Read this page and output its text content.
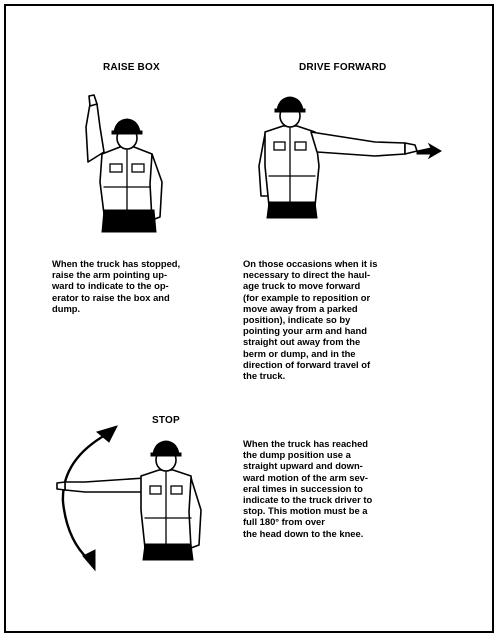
RAISE BOX
When the truck has stopped,
raise the arm pointing up-
ward to indicate to the op-
erator to raise the box and
dump.
DRIVE FORWARD
On those occasions when it is
necessary to direct the haul-
age truck to move forward
(for example to reposition or
move away from a parked
position), indicate so by
pointing your arm and hand
straight out away from the
berm or dump, and in the
direction of forward travel of
the truck.
STOP
When the truck has reached
the dump position use a
straight upward and down-
ward motion of the arm sev-
eral times in succession to
indicate to the truck driver to
stop. This motion must be a
full 180° from over
the head down to the knee.
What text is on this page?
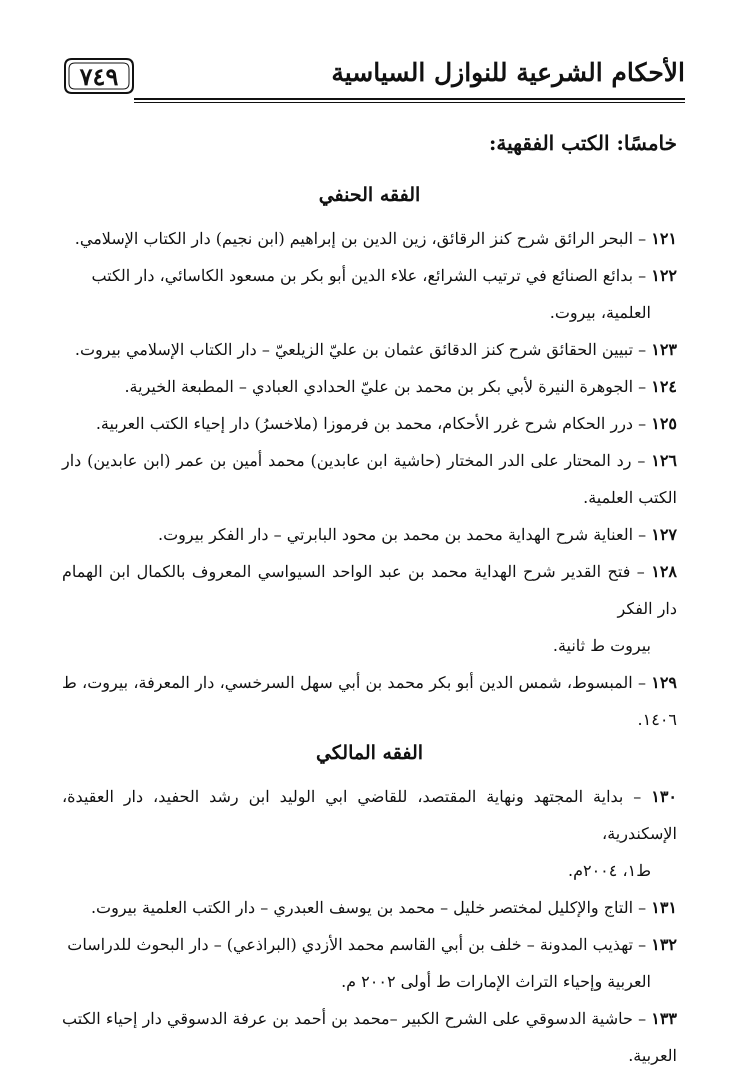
الأحكام الشرعية للنوازل السياسية
٧٤٩
خامسًا: الكتب الفقهية:
الفقه الحنفي

١٢١ – البحر الرائق شرح كنز الرقائق، زين الدين بن إبراهيم (ابن نجيم) دار الكتاب الإسلامي.

١٢٢ – بدائع الصنائع في ترتيب الشرائع، علاء الدين أبو بكر بن مسعود الكاسائي، دار الكتب

العلمية، بيروت.

١٢٣ – تبيين الحقائق شرح كنز الدقائق عثمان بن عليّ الزيلعيّ – دار الكتاب الإسلامي بيروت.

١٢٤ – الجوهرة النيرة لأبي بكر بن محمد بن عليّ الحدادي العبادي – المطبعة الخيرية.

١٢٥ – درر الحكام شرح غرر الأحكام، محمد بن فرموزا (ملاخسرُ) دار إحياء الكتب العربية.

١٢٦ – رد المحتار على الدر المختار (حاشية ابن عابدين) محمد أمين بن عمر (ابن عابدين) دار الكتب العلمية.

١٢٧ – العناية شرح الهداية محمد بن محمد بن محود البابرتي – دار الفكر بيروت.

١٢٨ – فتح القدير شرح الهداية محمد بن عبد الواحد السيواسي المعروف بالكمال ابن الهمام دار الفكر

بيروت ط ثانية.

١٢٩ – المبسوط، شمس الدين أبو بكر محمد بن أبي سهل السرخسي، دار المعرفة، بيروت، ط ١٤٠٦.

الفقه المالكي

١٣٠ – بداية المجتهد ونهاية المقتصد، للقاضي ابي الوليد ابن رشد الحفيد، دار العقيدة، الإسكندرية،

ط١، ٢٠٠٤م.

١٣١ – التاج والإكليل لمختصر خليل – محمد بن يوسف العبدري – دار الكتب العلمية بيروت.

١٣٢ – تهذيب المدونة – خلف بن أبي القاسم محمد الأزدي (البراذعي) – دار البحوث للدراسات

العربية وإحياء التراث الإمارات ط أولى ٢٠٠٢ م.

١٣٣ – حاشية الدسوقي على الشرح الكبير –محمد بن أحمد بن عرفة الدسوقي دار إحياء الكتب العربية.
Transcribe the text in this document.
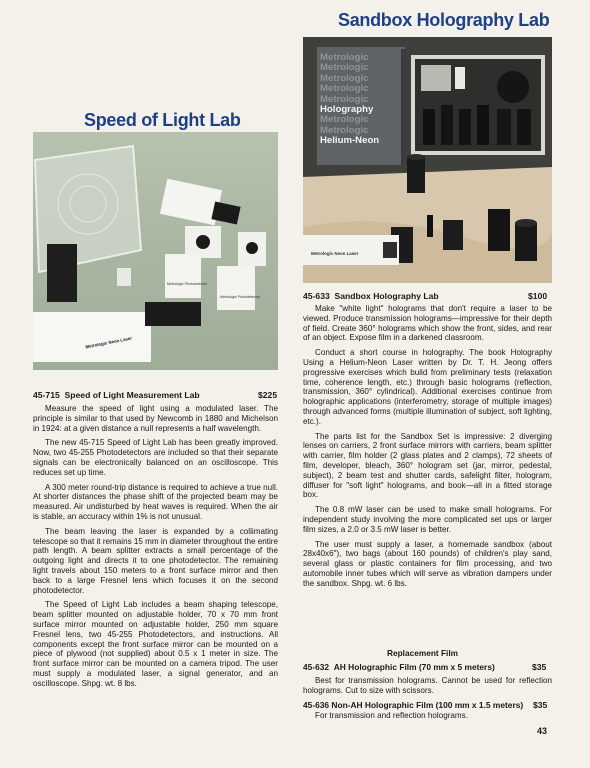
Sandbox Holography Lab
Speed of Light Lab
Metrologic
Metrologic
Metrologic
Metrologic
Metrologic
Holography
Metrologic
Metrologic
Helium-Neon
Metrologic Neon Laser
Metrologic Neon Laser
Metrologic Photodetector
Metrologic Photodetector	45-633 Sandbox Holography Lab	$100

Make "white light" holograms that don't require a laser to be viewed. Produce transmission holograms—impressive for their depth of field. Create 360° holograms which show the front, sides, and rear of an object. Expose film in a darkened classroom.

Conduct a short course in holography. The book Holography Using a Helium-Neon Laser written by Dr. T. H. Jeong offers progressive exercises which build from preliminary tests (relaxation time, coherence length, etc.) through basic holograms (reflection, transmission, 360° cylindrical). Additional exercises continue from holographic applications (interferometry, storage of multiple images) through advanced forms (multiple illumination of subject, soft lighting, etc.).

The parts list for the Sandbox Set is impressive: 2 diverging lenses on carriers, 2 front surface mirrors with carriers, beam splitter with carrier, film holder (2 glass plates and 2 clamps), 72 sheets of film, developer, bleach, 360° hologram set (jar, mirror, pedestal, subject), 2 beam test and shutter cards, safelight filter, hologram, diffuser for "soft light" holograms, and book—all in a fitted storage box.

The 0.8 mW laser can be used to make small holograms. For independent study involving the more complicated set ups or larger film sizes, a 2.0 or 3.5 mW laser is better.

The user must supply a laser, a homemade sandbox (about 28x40x6"), two bags (about 160 pounds) of children's play sand, several glass or plastic containers for film processing, and two automobile inner tubes which will serve as vibration dampers under the sandbox. Shpg. wt. 6 lbs.

Replacement Film
45-632 AH Holographic Film (70 mm x 5 meters)	$35

Best for transmission holograms. Cannot be used for reflection holograms. Cut to size with scissors.

45-636 Non-AH Holographic Film (100 mm x 1.5 meters) $35

For transmission and reflection holograms.

45-715 Speed of Light Measurement Lab	$225

Measure the speed of light using a modulated laser. The principle is similar to that used by Newcomb in 1880 and Michelson in 1924: at a given distance a null represents a half wavelength.

The new 45-715 Speed of Light Lab has been greatly improved. Now, two 45-255 Photodetectors are included so that their separate signals can be electronically balanced on an oscilloscope. This reduces set up time.

A 300 meter round-trip distance is required to achieve a true null. At shorter distances the phase shift of the projected beam may be measured. Air undisturbed by heat waves is required. When the air is stable, an accuracy within 1% is not unusual.

The beam leaving the laser is expanded by a collimating telescope so that it remains 15 mm in diameter throughout the entire path length. A beam splitter extracts a small percentage of the outgoing light and directs it to one photodetector. The remaining light travels about 150 meters to a front surface mirror and then back to a large Fresnel lens which focuses it on the second photodetector.

The Speed of Light Lab includes a beam shaping telescope, beam splitter mounted on adjustable holder, 70 x 70 mm front surface mirror mounted on adjustable holder, 250 mm square Fresnel lens, two 45-255 Photodetectors, and instructions. All components except the front surface mirror can be mounted on a piece of plywood (not supplied) about 0.5 x 1 meter in size. The front surface mirror can be mounted on a camera tripod. The user must supply a modulated laser, a signal generator, and an oscilloscope. Shpg. wt. 8 lbs.

43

» Given task: Print the listing above in full, exactly as written. Omit any pictures.

» Result for this task:
Read this page and output its text content.
RAISE BOX
When the truck has stopped,
raise the arm pointing up-
ward to indicate to the op-
erator to raise the box and
dump.
DRIVE FORWARD
On those occasions when it is
necessary to direct the haul-
age truck to move forward
(for example to reposition or
move away from a parked
position), indicate so by
pointing your arm and hand
straight out away from the
berm or dump, and in the
direction of forward travel of
the truck.
STOP
When the truck has reached
the dump position use a
straight upward and down-
ward motion of the arm sev-
eral times in succession to
indicate to the truck driver to
stop. This motion must be a
full 180° from over
the head down to the knee.
What text is on this page?
الأحكام الشرعية للنوازل السياسية
٧٤٩
خامسًا: الكتب الفقهية:
الفقه الحنفي

١٢١ – البحر الرائق شرح كنز الرقائق، زين الدين بن إبراهيم (ابن نجيم) دار الكتاب الإسلامي.

١٢٢ – بدائع الصنائع في ترتيب الشرائع، علاء الدين أبو بكر بن مسعود الكاسائي، دار الكتب

العلمية، بيروت.

١٢٣ – تبيين الحقائق شرح كنز الدقائق عثمان بن عليّ الزيلعيّ – دار الكتاب الإسلامي بيروت.

١٢٤ – الجوهرة النيرة لأبي بكر بن محمد بن عليّ الحدادي العبادي – المطبعة الخيرية.

١٢٥ – درر الحكام شرح غرر الأحكام، محمد بن فرموزا (ملاخسرُ) دار إحياء الكتب العربية.

١٢٦ – رد المحتار على الدر المختار (حاشية ابن عابدين) محمد أمين بن عمر (ابن عابدين) دار الكتب العلمية.

١٢٧ – العناية شرح الهداية محمد بن محمد بن محود البابرتي – دار الفكر بيروت.

١٢٨ – فتح القدير شرح الهداية محمد بن عبد الواحد السيواسي المعروف بالكمال ابن الهمام دار الفكر

بيروت ط ثانية.

١٢٩ – المبسوط، شمس الدين أبو بكر محمد بن أبي سهل السرخسي، دار المعرفة، بيروت، ط ١٤٠٦.

الفقه المالكي

١٣٠ – بداية المجتهد ونهاية المقتصد، للقاضي ابي الوليد ابن رشد الحفيد، دار العقيدة، الإسكندرية،

ط١، ٢٠٠٤م.

١٣١ – التاج والإكليل لمختصر خليل – محمد بن يوسف العبدري – دار الكتب العلمية بيروت.

١٣٢ – تهذيب المدونة – خلف بن أبي القاسم محمد الأزدي (البراذعي) – دار البحوث للدراسات

العربية وإحياء التراث الإمارات ط أولى ٢٠٠٢ م.

١٣٣ – حاشية الدسوقي على الشرح الكبير –محمد بن أحمد بن عرفة الدسوقي دار إحياء الكتب العربية.
Transcribe the text in this document.
Sandbox Holography Lab
Speed of Light Lab
Metrologic
Metrologic
Metrologic
Metrologic
Metrologic
Holography
Metrologic
Metrologic
Helium-Neon
Metrologic Neon Laser
Metrologic Neon Laser
Metrologic Photodetector
Metrologic Photodetector	45-633 Sandbox Holography Lab	$100

Make "white light" holograms that don't require a laser to be viewed. Produce transmission holograms—impressive for their depth of field. Create 360° holograms which show the front, sides, and rear of an object. Expose film in a darkened classroom.

Conduct a short course in holography. The book Holography Using a Helium-Neon Laser written by Dr. T. H. Jeong offers progressive exercises which build from preliminary tests (relaxation time, coherence length, etc.) through basic holograms (reflection, transmission, 360° cylindrical). Additional exercises continue from holographic applications (interferometry, storage of multiple images) through advanced forms (multiple illumination of subject, soft lighting, etc.).

The parts list for the Sandbox Set is impressive: 2 diverging lenses on carriers, 2 front surface mirrors with carriers, beam splitter with carrier, film holder (2 glass plates and 2 clamps), 72 sheets of film, developer, bleach, 360° hologram set (jar, mirror, pedestal, subject), 2 beam test and shutter cards, safelight filter, hologram, diffuser for "soft light" holograms, and book—all in a fitted storage box.

The 0.8 mW laser can be used to make small holograms. For independent study involving the more complicated set ups or larger film sizes, a 2.0 or 3.5 mW laser is better.

The user must supply a laser, a homemade sandbox (about 28x40x6"), two bags (about 160 pounds) of children's play sand, several glass or plastic containers for film processing, and two automobile inner tubes which will serve as vibration dampers under the sandbox. Shpg. wt. 6 lbs.

Replacement Film
45-632 AH Holographic Film (70 mm x 5 meters)	$35

Best for transmission holograms. Cannot be used for reflection holograms. Cut to size with scissors.

45-636 Non-AH Holographic Film (100 mm x 1.5 meters) $35

For transmission and reflection holograms.

45-715 Speed of Light Measurement Lab	$225

Measure the speed of light using a modulated laser. The principle is similar to that used by Newcomb in 1880 and Michelson in 1924: at a given distance a null represents a half wavelength.

The new 45-715 Speed of Light Lab has been greatly improved. Now, two 45-255 Photodetectors are included so that their separate signals can be electronically balanced on an oscilloscope. This reduces set up time.

A 300 meter round-trip distance is required to achieve a true null. At shorter distances the phase shift of the projected beam may be measured. Air undisturbed by heat waves is required. When the air is stable, an accuracy within 1% is not unusual.

The beam leaving the laser is expanded by a collimating telescope so that it remains 15 mm in diameter throughout the entire path length. A beam splitter extracts a small percentage of the outgoing light and directs it to one photodetector. The remaining light travels about 150 meters to a front surface mirror and then back to a large Fresnel lens which focuses it on the second photodetector.

The Speed of Light Lab includes a beam shaping telescope, beam splitter mounted on adjustable holder, 70 x 70 mm front surface mirror mounted on adjustable holder, 250 mm square Fresnel lens, two 45-255 Photodetectors, and instructions. All components except the front surface mirror can be mounted on a piece of plywood (not supplied) about 0.5 x 1 meter in size. The front surface mirror can be mounted on a camera tripod. The user must supply a modulated laser, a signal generator, and an oscilloscope. Shpg. wt. 8 lbs.

43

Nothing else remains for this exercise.